> EXCERPT:
In 1674, Antonie van Leeuwenhoek, often called the "father of microscopy", sent the Royal Society of London a copy of his first observations of microscopic single-celled organisms. Until then, the existence of such microscopic organisms was entirely unknown. Despite this, Linnaeus did not include any microscopic creatures in his original taxonomy.

At first, microscopic organisms were classified within the animal and plant kingdoms. However, by the mid–19th century, it had become clear to many that "the existing dichotomy of the plant and animal kingdoms [had become] rapidly blurred at its boundaries and outmoded".

In 1860 John Hogg proposed the Protoctista, a third kingdom of life composed of "all the lower creatures, or the primary organic beings"; he retained Regnum Lapideum as a fourth kingdom of minerals. In 1866, Ernst Haeckel also proposed a third kingdom of life, the Protista, for "neutral organisms" or "the kingdom of primitive forms", which were neither animal nor plant; he did not include the Regnum Lapideum in his scheme. Haeckel revised the content of this kingdom a number of times before settling on a division based on whether organisms were unicellular (Protista) or multicellular (animals and plants).

=== Four kingdoms ===
The development of microscopy revealed important distinctions between those organisms whose cells do not have a distinct nucleus (prokaryotes) and organisms whose cells do have a distinct nucleus (eukaryotes). In 1937 Édouard Chatton introduced the terms "prokaryote" and "eukaryote" to differentiate these organisms.

In 1938, Herbert F. Copeland proposed a four-kingdom classification by creating the novel Kingdom Monera of prokaryotic organisms; as a revised phylum Monera of the Protista, it included organisms now classified as Bacteria and Archaea. Ernst Haeckel, in his 1904 book The Wonders of Life, had placed the blue-green algae (or Phycochromacea) in Monera; this would gradually gain acceptance, and the blue-green algae would become classified as bacteria in the phylum Cyanobacteria.

> TASK PROMPT:
In the excerpt on the history of biological kingdoms, what term did John Hogg give to the third kingdom of life he proposed in 1860? The records have nothing to do with the text.

> GIVEN RECORDS:
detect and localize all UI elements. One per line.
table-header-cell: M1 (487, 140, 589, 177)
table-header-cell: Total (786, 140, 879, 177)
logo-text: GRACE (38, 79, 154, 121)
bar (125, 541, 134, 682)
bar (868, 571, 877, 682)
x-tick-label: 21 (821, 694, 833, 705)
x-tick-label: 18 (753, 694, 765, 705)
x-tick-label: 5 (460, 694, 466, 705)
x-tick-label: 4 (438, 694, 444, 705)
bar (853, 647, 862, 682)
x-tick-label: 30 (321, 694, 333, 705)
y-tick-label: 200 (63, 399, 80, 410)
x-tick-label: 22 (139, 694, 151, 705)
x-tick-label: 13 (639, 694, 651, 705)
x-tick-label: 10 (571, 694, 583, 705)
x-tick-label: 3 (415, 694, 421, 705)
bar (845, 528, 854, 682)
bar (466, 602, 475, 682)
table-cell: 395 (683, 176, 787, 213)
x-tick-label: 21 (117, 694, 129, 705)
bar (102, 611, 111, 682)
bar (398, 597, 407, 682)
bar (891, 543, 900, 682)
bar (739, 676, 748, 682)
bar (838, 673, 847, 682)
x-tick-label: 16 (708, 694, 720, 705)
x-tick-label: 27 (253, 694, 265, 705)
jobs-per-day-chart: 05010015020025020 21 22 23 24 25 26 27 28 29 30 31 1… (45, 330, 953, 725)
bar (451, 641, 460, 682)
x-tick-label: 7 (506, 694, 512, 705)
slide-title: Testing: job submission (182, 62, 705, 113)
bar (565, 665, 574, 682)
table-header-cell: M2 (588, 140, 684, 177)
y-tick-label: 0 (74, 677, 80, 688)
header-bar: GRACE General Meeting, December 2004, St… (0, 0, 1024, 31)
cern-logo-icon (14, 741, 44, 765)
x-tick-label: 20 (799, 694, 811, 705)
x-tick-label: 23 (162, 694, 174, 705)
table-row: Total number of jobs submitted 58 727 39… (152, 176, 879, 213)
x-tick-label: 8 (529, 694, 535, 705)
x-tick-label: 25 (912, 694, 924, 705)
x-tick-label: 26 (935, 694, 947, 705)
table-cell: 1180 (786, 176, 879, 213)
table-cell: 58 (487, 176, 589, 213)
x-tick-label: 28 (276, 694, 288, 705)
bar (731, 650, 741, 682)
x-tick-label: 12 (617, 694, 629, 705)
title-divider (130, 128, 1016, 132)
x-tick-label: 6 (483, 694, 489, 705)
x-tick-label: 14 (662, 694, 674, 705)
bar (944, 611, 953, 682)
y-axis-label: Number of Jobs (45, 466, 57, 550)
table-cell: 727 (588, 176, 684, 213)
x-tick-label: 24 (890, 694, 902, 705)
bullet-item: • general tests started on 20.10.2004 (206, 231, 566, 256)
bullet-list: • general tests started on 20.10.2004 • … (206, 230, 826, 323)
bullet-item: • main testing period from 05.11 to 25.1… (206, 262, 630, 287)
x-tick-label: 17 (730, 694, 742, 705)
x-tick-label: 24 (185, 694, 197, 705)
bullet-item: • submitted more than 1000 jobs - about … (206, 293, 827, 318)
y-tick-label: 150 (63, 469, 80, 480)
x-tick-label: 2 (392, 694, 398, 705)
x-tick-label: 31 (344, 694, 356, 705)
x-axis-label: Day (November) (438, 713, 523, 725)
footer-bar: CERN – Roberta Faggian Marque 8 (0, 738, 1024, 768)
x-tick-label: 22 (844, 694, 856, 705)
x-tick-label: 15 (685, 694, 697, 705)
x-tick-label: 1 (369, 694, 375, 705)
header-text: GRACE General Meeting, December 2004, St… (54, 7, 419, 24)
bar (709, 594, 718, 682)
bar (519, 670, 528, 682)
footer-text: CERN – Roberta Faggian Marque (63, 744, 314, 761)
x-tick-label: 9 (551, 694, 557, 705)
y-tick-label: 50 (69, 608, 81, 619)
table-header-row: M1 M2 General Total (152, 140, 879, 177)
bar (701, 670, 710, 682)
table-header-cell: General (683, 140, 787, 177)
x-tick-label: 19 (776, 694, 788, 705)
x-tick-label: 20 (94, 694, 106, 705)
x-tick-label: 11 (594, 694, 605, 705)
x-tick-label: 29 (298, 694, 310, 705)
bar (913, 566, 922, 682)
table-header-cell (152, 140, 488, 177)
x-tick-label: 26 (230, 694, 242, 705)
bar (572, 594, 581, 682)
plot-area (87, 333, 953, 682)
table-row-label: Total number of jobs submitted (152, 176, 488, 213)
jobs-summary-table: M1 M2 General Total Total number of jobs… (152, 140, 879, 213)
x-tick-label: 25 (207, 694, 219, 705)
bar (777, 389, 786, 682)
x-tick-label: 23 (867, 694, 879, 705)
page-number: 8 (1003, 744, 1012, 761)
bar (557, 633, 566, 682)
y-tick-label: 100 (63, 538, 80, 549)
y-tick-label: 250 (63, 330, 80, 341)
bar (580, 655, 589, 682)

> SOLUTION TO THIS EXERCISE:
Protoctista.